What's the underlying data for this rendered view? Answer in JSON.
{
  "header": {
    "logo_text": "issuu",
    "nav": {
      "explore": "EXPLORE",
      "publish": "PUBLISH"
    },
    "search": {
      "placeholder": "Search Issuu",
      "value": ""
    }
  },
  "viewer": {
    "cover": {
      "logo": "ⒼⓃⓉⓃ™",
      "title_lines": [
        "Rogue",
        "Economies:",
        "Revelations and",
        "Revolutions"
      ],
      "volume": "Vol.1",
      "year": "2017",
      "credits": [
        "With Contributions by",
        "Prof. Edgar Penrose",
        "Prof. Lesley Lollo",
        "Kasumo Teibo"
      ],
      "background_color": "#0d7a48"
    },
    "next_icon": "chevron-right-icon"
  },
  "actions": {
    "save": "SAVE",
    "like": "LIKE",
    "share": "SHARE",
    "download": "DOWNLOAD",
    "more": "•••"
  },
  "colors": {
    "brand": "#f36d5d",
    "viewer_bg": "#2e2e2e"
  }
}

---

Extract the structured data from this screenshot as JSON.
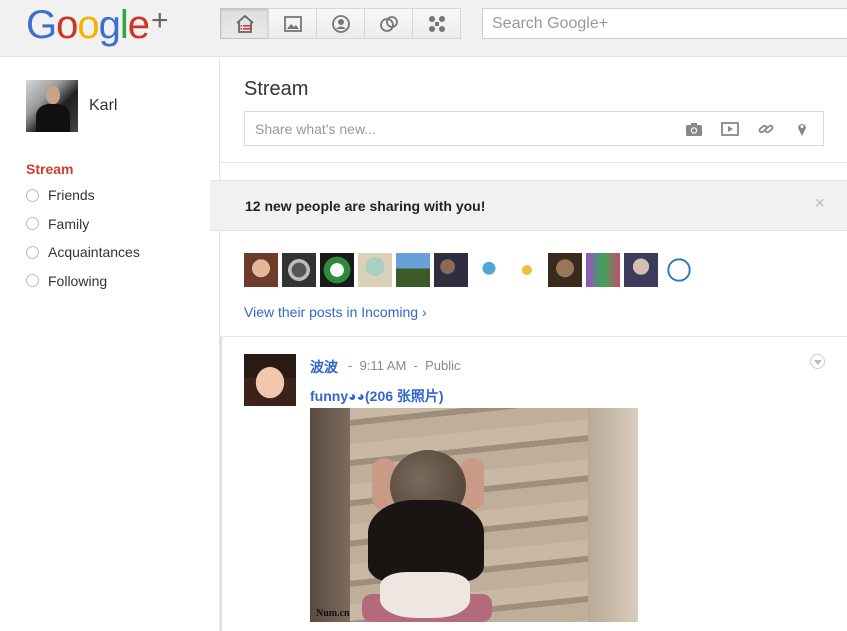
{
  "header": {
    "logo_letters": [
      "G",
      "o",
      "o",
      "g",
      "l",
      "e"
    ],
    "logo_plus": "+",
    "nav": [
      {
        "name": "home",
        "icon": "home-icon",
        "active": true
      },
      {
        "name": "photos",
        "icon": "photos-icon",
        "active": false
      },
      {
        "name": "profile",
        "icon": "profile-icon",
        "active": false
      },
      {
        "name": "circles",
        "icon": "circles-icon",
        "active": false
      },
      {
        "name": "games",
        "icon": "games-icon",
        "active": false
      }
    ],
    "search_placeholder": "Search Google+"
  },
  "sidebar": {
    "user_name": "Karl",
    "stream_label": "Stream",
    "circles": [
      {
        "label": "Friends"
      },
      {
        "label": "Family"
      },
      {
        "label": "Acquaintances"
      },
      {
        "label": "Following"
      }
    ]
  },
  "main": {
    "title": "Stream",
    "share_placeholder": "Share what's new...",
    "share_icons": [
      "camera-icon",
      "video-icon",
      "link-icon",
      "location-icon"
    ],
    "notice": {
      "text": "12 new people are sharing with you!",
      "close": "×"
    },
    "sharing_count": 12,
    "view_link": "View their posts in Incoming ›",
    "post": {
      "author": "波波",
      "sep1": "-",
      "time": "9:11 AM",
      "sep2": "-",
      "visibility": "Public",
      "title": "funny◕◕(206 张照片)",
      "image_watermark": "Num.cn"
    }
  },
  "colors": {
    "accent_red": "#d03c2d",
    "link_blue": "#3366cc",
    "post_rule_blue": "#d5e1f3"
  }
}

---

▶ [What the task asks]: Copy each line of the listing that holds the word "data".

▶ [Complete response]:
What's the underlying data for this rendered view? Answer in JSON.
Extract the structured data from this screenshot as JSON.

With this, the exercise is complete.